▶ _STATED GOAL_: Send back all the data below, exactly as given.

⟨

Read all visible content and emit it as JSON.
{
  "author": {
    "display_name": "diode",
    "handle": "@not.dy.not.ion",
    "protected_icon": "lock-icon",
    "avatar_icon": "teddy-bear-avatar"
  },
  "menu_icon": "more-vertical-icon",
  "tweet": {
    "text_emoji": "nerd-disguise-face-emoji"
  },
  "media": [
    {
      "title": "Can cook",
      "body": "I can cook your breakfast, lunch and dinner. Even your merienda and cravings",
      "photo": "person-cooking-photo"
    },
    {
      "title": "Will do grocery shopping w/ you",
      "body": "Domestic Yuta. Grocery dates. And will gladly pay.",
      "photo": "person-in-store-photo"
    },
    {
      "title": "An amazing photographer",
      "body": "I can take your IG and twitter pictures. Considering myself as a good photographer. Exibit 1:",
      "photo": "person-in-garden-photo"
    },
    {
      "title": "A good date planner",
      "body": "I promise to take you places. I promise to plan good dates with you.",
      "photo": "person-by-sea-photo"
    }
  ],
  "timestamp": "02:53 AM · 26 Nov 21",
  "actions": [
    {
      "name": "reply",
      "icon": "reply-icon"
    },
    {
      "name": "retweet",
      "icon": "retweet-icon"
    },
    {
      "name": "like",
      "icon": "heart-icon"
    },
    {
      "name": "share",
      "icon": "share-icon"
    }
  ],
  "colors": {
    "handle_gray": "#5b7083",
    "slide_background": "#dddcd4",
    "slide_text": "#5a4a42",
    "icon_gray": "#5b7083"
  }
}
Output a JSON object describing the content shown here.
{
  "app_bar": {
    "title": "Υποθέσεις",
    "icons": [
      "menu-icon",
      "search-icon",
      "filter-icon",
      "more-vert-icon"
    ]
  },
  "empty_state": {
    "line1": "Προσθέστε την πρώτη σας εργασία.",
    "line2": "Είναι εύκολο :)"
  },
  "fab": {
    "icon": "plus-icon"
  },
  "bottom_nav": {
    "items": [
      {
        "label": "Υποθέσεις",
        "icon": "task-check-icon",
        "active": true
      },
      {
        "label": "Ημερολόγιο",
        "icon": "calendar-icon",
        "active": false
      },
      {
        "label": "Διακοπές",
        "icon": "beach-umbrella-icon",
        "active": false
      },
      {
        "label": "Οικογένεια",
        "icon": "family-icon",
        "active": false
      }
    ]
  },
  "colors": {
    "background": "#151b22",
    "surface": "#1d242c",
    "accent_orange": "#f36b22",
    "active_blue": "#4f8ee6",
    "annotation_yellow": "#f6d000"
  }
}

⟩

▶ _EXPECTED ANSWER_:
Read all visible content and emit it as JSON.
{
  "author": {
    "display_name": "diode",
    "handle": "@not.dy.not.ion",
    "protected_icon": "lock-icon",
    "avatar_icon": "teddy-bear-avatar"
  },
  "menu_icon": "more-vertical-icon",
  "tweet": {
    "text_emoji": "nerd-disguise-face-emoji"
  },
  "media": [
    {
      "title": "Can cook",
      "body": "I can cook your breakfast, lunch and dinner. Even your merienda and cravings",
      "photo": "person-cooking-photo"
    },
    {
      "title": "Will do grocery shopping w/ you",
      "body": "Domestic Yuta. Grocery dates. And will gladly pay.",
      "photo": "person-in-store-photo"
    },
    {
      "title": "An amazing photographer",
      "body": "I can take your IG and twitter pictures. Considering myself as a good photographer. Exibit 1:",
      "photo": "person-in-garden-photo"
    },
    {
      "title": "A good date planner",
      "body": "I promise to take you places. I promise to plan good dates with you.",
      "photo": "person-by-sea-photo"
    }
  ],
  "timestamp": "02:53 AM · 26 Nov 21",
  "actions": [
    {
      "name": "reply",
      "icon": "reply-icon"
    },
    {
      "name": "retweet",
      "icon": "retweet-icon"
    },
    {
      "name": "like",
      "icon": "heart-icon"
    },
    {
      "name": "share",
      "icon": "share-icon"
    }
  ],
  "colors": {
    "handle_gray": "#5b7083",
    "slide_background": "#dddcd4",
    "slide_text": "#5a4a42",
    "icon_gray": "#5b7083"
  }
}
Output a JSON object describing the content shown here.
{
  "app_bar": {
    "title": "Υποθέσεις",
    "icons": [
      "menu-icon",
      "search-icon",
      "filter-icon",
      "more-vert-icon"
    ]
  },
  "empty_state": {
    "line1": "Προσθέστε την πρώτη σας εργασία.",
    "line2": "Είναι εύκολο :)"
  },
  "fab": {
    "icon": "plus-icon"
  },
  "bottom_nav": {
    "items": [
      {
        "label": "Υποθέσεις",
        "icon": "task-check-icon",
        "active": true
      },
      {
        "label": "Ημερολόγιο",
        "icon": "calendar-icon",
        "active": false
      },
      {
        "label": "Διακοπές",
        "icon": "beach-umbrella-icon",
        "active": false
      },
      {
        "label": "Οικογένεια",
        "icon": "family-icon",
        "active": false
      }
    ]
  },
  "colors": {
    "background": "#151b22",
    "surface": "#1d242c",
    "accent_orange": "#f36b22",
    "active_blue": "#4f8ee6",
    "annotation_yellow": "#f6d000"
  }
}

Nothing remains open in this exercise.